[start Entries provided]
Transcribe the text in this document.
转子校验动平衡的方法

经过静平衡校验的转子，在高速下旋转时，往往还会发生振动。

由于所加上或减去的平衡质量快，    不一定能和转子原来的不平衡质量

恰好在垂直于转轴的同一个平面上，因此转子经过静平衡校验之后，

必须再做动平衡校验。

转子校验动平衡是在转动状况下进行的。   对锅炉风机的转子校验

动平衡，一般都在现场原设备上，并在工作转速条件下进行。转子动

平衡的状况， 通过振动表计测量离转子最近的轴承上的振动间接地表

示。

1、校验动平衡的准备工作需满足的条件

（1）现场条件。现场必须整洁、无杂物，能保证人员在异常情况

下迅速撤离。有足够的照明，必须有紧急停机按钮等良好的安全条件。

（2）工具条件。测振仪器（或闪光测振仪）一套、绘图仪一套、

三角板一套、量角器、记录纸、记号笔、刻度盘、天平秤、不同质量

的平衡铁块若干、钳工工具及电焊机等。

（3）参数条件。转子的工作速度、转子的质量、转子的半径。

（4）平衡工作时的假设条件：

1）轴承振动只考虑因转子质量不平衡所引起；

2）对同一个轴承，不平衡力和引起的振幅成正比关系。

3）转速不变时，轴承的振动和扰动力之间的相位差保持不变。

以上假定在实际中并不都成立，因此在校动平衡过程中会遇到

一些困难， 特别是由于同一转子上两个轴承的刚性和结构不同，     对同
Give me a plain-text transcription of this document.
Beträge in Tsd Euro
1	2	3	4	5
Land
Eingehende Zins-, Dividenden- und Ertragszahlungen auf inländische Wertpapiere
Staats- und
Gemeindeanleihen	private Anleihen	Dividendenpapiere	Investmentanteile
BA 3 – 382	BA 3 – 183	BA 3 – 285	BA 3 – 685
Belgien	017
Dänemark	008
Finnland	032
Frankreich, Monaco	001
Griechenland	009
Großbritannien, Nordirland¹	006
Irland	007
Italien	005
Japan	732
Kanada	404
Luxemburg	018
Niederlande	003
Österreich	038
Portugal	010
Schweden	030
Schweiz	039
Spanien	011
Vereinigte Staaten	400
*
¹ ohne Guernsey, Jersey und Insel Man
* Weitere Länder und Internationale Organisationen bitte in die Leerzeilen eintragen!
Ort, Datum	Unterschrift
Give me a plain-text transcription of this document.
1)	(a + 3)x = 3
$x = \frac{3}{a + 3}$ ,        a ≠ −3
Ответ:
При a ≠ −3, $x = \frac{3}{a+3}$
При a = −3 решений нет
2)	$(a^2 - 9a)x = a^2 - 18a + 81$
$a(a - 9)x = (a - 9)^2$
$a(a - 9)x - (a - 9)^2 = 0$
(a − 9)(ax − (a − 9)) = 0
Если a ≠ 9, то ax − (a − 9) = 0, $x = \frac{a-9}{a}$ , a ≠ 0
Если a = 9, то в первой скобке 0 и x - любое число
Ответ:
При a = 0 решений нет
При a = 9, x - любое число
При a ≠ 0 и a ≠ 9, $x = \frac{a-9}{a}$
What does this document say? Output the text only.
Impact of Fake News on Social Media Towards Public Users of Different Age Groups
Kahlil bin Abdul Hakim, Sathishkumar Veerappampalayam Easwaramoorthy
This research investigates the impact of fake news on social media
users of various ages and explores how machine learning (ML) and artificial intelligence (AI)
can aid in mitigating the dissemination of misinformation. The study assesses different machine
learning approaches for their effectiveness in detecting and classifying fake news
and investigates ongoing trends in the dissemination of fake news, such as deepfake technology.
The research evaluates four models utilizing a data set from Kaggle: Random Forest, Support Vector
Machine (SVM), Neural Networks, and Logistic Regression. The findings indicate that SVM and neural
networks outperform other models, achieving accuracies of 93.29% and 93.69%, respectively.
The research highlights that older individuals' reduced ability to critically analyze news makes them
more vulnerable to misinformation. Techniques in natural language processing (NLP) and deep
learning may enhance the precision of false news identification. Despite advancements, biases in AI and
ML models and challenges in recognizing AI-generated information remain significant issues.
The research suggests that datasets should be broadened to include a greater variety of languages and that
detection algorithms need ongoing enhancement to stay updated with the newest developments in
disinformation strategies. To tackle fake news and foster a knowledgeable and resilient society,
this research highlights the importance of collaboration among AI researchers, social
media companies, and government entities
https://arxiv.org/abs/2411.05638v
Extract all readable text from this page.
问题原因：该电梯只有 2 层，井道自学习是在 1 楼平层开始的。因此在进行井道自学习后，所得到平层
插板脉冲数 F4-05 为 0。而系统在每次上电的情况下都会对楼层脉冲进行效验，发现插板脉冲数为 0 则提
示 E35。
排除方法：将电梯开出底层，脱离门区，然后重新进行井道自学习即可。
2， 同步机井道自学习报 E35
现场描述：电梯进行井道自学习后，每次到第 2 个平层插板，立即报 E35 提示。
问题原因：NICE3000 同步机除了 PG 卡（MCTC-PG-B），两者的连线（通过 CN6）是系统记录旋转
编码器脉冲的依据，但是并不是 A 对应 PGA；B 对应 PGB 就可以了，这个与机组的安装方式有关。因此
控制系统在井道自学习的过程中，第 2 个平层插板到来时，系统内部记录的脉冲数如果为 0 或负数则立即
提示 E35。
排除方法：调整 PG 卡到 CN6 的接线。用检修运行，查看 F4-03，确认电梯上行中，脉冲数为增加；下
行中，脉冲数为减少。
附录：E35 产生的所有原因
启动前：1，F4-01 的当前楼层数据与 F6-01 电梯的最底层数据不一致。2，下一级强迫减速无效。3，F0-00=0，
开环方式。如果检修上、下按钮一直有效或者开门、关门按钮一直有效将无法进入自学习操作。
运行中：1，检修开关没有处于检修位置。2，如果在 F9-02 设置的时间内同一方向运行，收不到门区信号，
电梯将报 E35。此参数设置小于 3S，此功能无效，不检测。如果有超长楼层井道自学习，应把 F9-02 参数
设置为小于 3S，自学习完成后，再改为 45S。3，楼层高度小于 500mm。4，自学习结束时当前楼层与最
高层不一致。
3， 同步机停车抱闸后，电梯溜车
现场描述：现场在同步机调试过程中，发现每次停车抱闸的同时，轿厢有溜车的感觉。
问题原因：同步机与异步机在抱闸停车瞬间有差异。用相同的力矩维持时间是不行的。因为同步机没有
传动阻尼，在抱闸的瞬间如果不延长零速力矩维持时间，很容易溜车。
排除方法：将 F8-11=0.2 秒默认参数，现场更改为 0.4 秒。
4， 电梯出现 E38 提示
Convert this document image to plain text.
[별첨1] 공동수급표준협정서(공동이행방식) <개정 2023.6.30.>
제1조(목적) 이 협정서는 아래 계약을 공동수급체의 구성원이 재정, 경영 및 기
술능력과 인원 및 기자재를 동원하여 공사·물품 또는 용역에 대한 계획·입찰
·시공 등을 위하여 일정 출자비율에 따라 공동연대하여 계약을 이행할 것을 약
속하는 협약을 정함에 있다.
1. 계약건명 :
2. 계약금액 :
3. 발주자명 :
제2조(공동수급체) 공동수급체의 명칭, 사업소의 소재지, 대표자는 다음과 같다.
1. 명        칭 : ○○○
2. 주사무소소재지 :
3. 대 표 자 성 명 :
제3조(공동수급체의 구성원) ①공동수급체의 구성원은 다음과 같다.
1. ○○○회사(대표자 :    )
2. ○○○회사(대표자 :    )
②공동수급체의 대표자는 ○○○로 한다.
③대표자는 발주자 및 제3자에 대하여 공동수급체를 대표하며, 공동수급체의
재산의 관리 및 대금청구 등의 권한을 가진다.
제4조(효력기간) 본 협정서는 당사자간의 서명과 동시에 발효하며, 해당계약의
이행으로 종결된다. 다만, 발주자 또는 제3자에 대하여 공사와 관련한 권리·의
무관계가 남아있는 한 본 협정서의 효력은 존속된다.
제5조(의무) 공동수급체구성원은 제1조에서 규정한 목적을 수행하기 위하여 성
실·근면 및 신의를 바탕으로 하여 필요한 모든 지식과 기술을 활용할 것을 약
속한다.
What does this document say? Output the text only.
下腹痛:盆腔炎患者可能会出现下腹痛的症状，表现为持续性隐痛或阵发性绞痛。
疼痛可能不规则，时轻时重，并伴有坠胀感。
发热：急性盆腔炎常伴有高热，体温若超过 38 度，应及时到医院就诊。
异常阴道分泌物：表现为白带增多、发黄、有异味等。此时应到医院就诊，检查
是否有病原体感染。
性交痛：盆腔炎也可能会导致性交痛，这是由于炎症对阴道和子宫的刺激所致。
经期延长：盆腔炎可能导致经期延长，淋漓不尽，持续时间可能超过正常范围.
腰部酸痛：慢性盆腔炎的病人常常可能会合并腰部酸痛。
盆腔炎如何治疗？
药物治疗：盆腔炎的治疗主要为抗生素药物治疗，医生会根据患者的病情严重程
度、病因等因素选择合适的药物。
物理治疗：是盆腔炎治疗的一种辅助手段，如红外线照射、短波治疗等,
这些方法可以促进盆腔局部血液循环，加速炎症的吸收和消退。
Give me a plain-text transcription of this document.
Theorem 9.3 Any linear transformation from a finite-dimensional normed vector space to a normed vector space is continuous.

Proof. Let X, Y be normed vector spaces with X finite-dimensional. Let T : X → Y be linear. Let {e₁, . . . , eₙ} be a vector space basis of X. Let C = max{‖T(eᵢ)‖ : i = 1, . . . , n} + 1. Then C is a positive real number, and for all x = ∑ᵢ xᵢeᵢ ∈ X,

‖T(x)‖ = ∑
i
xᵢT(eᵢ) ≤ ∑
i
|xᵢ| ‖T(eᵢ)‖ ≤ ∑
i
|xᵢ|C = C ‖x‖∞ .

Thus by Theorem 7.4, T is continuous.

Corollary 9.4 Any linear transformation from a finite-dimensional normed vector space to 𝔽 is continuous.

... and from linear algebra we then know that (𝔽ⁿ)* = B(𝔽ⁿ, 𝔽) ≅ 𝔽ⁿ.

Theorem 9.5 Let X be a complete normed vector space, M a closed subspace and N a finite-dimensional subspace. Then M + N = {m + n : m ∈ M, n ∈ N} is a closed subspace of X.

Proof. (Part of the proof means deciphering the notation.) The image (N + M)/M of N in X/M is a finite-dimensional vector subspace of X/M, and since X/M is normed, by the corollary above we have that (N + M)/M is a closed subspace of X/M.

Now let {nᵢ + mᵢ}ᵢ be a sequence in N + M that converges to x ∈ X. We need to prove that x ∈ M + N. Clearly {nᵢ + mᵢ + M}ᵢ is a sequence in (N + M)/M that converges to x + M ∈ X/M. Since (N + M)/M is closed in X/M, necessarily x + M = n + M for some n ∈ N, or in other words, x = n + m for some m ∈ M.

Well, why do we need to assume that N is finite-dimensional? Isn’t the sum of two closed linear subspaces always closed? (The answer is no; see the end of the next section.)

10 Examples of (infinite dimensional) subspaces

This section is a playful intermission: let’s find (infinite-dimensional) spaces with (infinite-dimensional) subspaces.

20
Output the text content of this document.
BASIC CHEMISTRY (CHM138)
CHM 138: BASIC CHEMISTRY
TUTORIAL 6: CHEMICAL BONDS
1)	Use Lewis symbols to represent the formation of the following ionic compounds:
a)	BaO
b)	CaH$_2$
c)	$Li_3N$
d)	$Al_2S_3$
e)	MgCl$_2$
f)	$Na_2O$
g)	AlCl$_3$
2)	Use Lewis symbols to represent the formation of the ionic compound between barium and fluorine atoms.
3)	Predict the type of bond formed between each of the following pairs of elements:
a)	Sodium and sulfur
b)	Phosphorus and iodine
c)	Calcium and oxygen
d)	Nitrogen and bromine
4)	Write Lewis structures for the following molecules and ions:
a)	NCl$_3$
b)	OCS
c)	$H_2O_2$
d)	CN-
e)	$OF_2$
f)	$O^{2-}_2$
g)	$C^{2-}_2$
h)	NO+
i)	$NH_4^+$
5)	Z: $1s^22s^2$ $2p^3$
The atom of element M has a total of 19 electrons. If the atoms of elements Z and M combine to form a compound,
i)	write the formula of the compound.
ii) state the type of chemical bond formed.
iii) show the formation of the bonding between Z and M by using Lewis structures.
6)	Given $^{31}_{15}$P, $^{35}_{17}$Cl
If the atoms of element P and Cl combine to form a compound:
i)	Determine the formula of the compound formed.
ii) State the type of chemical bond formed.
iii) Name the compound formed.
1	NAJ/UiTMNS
[end Entries provided]
Locate all lines holding the word "atoms", then copy them out.

2)	Use Lewis symbols to represent the formation of the ionic compound between barium and fluorine atoms.
The atom of element M has a total of 19 electrons. If the atoms of elements Z and M combine to form a compound,
If the atoms of element P and Cl combine to form a compound:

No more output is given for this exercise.